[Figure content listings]
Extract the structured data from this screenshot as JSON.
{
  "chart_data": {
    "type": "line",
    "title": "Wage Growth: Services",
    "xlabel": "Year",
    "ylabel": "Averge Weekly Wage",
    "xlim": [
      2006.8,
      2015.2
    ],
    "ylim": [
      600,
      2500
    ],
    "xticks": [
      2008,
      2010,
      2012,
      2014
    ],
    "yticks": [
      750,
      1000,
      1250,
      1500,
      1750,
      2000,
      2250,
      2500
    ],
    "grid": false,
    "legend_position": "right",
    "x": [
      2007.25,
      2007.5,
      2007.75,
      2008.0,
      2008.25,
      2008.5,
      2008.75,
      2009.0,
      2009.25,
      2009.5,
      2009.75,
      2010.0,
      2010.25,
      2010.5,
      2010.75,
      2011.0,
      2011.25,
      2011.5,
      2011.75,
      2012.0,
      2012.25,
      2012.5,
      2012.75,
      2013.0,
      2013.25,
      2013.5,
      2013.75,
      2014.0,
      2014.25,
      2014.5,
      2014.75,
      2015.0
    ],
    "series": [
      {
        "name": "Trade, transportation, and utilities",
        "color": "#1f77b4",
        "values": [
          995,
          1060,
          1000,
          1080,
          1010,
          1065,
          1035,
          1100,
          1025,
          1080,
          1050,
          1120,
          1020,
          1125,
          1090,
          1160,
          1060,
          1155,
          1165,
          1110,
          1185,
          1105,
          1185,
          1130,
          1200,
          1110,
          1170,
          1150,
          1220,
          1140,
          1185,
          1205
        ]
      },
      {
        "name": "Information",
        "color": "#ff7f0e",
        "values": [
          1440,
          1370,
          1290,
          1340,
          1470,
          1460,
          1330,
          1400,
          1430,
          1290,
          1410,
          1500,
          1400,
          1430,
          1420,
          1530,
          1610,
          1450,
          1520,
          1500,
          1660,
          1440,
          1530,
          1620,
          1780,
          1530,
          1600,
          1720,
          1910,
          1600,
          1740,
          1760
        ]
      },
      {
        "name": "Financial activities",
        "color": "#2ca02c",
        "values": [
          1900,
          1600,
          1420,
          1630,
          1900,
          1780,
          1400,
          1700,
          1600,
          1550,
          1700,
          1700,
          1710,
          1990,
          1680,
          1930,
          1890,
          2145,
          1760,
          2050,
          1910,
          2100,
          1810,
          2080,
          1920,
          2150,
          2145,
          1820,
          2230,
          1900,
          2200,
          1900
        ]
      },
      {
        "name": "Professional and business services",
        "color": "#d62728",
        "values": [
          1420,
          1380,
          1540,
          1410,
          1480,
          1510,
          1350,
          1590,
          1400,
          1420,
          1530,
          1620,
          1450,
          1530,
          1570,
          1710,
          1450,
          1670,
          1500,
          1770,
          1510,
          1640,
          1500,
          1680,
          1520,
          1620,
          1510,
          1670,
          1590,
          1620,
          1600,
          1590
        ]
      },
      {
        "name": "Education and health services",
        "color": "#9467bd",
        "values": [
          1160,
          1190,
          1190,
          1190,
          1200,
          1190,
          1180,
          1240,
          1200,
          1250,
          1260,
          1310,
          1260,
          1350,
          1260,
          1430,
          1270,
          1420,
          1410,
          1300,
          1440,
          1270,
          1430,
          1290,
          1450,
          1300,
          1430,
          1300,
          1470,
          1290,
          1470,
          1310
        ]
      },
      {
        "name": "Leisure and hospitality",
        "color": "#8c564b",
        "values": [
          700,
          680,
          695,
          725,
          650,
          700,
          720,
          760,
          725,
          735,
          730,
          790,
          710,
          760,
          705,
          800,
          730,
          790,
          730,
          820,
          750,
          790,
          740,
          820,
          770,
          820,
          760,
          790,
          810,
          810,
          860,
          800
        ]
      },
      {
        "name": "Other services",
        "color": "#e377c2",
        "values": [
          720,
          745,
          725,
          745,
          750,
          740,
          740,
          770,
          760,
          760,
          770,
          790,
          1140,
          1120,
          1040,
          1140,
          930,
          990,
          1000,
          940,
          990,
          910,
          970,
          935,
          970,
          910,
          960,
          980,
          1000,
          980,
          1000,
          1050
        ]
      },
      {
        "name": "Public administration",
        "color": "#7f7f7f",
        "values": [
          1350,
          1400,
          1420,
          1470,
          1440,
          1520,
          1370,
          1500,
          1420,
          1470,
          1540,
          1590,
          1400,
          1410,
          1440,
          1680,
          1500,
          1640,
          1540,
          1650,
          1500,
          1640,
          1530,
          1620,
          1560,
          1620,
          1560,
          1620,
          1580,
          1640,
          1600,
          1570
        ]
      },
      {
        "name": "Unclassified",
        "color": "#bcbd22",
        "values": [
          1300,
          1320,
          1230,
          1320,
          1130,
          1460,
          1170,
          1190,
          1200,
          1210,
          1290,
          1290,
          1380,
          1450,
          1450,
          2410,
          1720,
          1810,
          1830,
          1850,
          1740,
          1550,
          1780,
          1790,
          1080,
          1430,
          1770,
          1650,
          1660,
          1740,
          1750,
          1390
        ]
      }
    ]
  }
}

■ WHAT TO PRODUCE
Every line of the data above should be reproduced word for word.

■ EXERCISE OUTPUT
Extract the structured data from this screenshot as JSON.
{
  "chart_data": {
    "type": "line",
    "title": "Wage Growth: Services",
    "xlabel": "Year",
    "ylabel": "Averge Weekly Wage",
    "xlim": [
      2006.8,
      2015.2
    ],
    "ylim": [
      600,
      2500
    ],
    "xticks": [
      2008,
      2010,
      2012,
      2014
    ],
    "yticks": [
      750,
      1000,
      1250,
      1500,
      1750,
      2000,
      2250,
      2500
    ],
    "grid": false,
    "legend_position": "right",
    "x": [
      2007.25,
      2007.5,
      2007.75,
      2008.0,
      2008.25,
      2008.5,
      2008.75,
      2009.0,
      2009.25,
      2009.5,
      2009.75,
      2010.0,
      2010.25,
      2010.5,
      2010.75,
      2011.0,
      2011.25,
      2011.5,
      2011.75,
      2012.0,
      2012.25,
      2012.5,
      2012.75,
      2013.0,
      2013.25,
      2013.5,
      2013.75,
      2014.0,
      2014.25,
      2014.5,
      2014.75,
      2015.0
    ],
    "series": [
      {
        "name": "Trade, transportation, and utilities",
        "color": "#1f77b4",
        "values": [
          995,
          1060,
          1000,
          1080,
          1010,
          1065,
          1035,
          1100,
          1025,
          1080,
          1050,
          1120,
          1020,
          1125,
          1090,
          1160,
          1060,
          1155,
          1165,
          1110,
          1185,
          1105,
          1185,
          1130,
          1200,
          1110,
          1170,
          1150,
          1220,
          1140,
          1185,
          1205
        ]
      },
      {
        "name": "Information",
        "color": "#ff7f0e",
        "values": [
          1440,
          1370,
          1290,
          1340,
          1470,
          1460,
          1330,
          1400,
          1430,
          1290,
          1410,
          1500,
          1400,
          1430,
          1420,
          1530,
          1610,
          1450,
          1520,
          1500,
          1660,
          1440,
          1530,
          1620,
          1780,
          1530,
          1600,
          1720,
          1910,
          1600,
          1740,
          1760
        ]
      },
      {
        "name": "Financial activities",
        "color": "#2ca02c",
        "values": [
          1900,
          1600,
          1420,
          1630,
          1900,
          1780,
          1400,
          1700,
          1600,
          1550,
          1700,
          1700,
          1710,
          1990,
          1680,
          1930,
          1890,
          2145,
          1760,
          2050,
          1910,
          2100,
          1810,
          2080,
          1920,
          2150,
          2145,
          1820,
          2230,
          1900,
          2200,
          1900
        ]
      },
      {
        "name": "Professional and business services",
        "color": "#d62728",
        "values": [
          1420,
          1380,
          1540,
          1410,
          1480,
          1510,
          1350,
          1590,
          1400,
          1420,
          1530,
          1620,
          1450,
          1530,
          1570,
          1710,
          1450,
          1670,
          1500,
          1770,
          1510,
          1640,
          1500,
          1680,
          1520,
          1620,
          1510,
          1670,
          1590,
          1620,
          1600,
          1590
        ]
      },
      {
        "name": "Education and health services",
        "color": "#9467bd",
        "values": [
          1160,
          1190,
          1190,
          1190,
          1200,
          1190,
          1180,
          1240,
          1200,
          1250,
          1260,
          1310,
          1260,
          1350,
          1260,
          1430,
          1270,
          1420,
          1410,
          1300,
          1440,
          1270,
          1430,
          1290,
          1450,
          1300,
          1430,
          1300,
          1470,
          1290,
          1470,
          1310
        ]
      },
      {
        "name": "Leisure and hospitality",
        "color": "#8c564b",
        "values": [
          700,
          680,
          695,
          725,
          650,
          700,
          720,
          760,
          725,
          735,
          730,
          790,
          710,
          760,
          705,
          800,
          730,
          790,
          730,
          820,
          750,
          790,
          740,
          820,
          770,
          820,
          760,
          790,
          810,
          810,
          860,
          800
        ]
      },
      {
        "name": "Other services",
        "color": "#e377c2",
        "values": [
          720,
          745,
          725,
          745,
          750,
          740,
          740,
          770,
          760,
          760,
          770,
          790,
          1140,
          1120,
          1040,
          1140,
          930,
          990,
          1000,
          940,
          990,
          910,
          970,
          935,
          970,
          910,
          960,
          980,
          1000,
          980,
          1000,
          1050
        ]
      },
      {
        "name": "Public administration",
        "color": "#7f7f7f",
        "values": [
          1350,
          1400,
          1420,
          1470,
          1440,
          1520,
          1370,
          1500,
          1420,
          1470,
          1540,
          1590,
          1400,
          1410,
          1440,
          1680,
          1500,
          1640,
          1540,
          1650,
          1500,
          1640,
          1530,
          1620,
          1560,
          1620,
          1560,
          1620,
          1580,
          1640,
          1600,
          1570
        ]
      },
      {
        "name": "Unclassified",
        "color": "#bcbd22",
        "values": [
          1300,
          1320,
          1230,
          1320,
          1130,
          1460,
          1170,
          1190,
          1200,
          1210,
          1290,
          1290,
          1380,
          1450,
          1450,
          2410,
          1720,
          1810,
          1830,
          1850,
          1740,
          1550,
          1780,
          1790,
          1080,
          1430,
          1770,
          1650,
          1660,
          1740,
          1750,
          1390
        ]
      }
    ]
  }
}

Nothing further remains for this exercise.